- [What you will do] Write out all the data again, exactly as it stands.

Collection entries:
□ □ □ □

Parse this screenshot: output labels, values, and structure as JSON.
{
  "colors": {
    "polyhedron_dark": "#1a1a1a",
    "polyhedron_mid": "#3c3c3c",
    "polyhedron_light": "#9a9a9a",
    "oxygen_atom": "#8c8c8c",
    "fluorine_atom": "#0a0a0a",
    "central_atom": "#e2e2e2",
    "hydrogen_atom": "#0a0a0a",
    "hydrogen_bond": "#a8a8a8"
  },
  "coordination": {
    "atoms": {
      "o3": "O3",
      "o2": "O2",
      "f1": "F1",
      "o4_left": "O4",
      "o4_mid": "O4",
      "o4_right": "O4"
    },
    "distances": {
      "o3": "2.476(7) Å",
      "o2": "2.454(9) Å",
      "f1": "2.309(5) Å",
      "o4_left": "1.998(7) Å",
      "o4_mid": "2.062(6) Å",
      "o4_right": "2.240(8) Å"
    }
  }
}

□ □ □ □

- [Problem solution]
Parse this screenshot: output labels, values, and structure as JSON.
{
  "colors": {
    "polyhedron_dark": "#1a1a1a",
    "polyhedron_mid": "#3c3c3c",
    "polyhedron_light": "#9a9a9a",
    "oxygen_atom": "#8c8c8c",
    "fluorine_atom": "#0a0a0a",
    "central_atom": "#e2e2e2",
    "hydrogen_atom": "#0a0a0a",
    "hydrogen_bond": "#a8a8a8"
  },
  "coordination": {
    "atoms": {
      "o3": "O3",
      "o2": "O2",
      "f1": "F1",
      "o4_left": "O4",
      "o4_mid": "O4",
      "o4_right": "O4"
    },
    "distances": {
      "o3": "2.476(7) Å",
      "o2": "2.454(9) Å",
      "f1": "2.309(5) Å",
      "o4_left": "1.998(7) Å",
      "o4_mid": "2.062(6) Å",
      "o4_right": "2.240(8) Å"
    }
  }
}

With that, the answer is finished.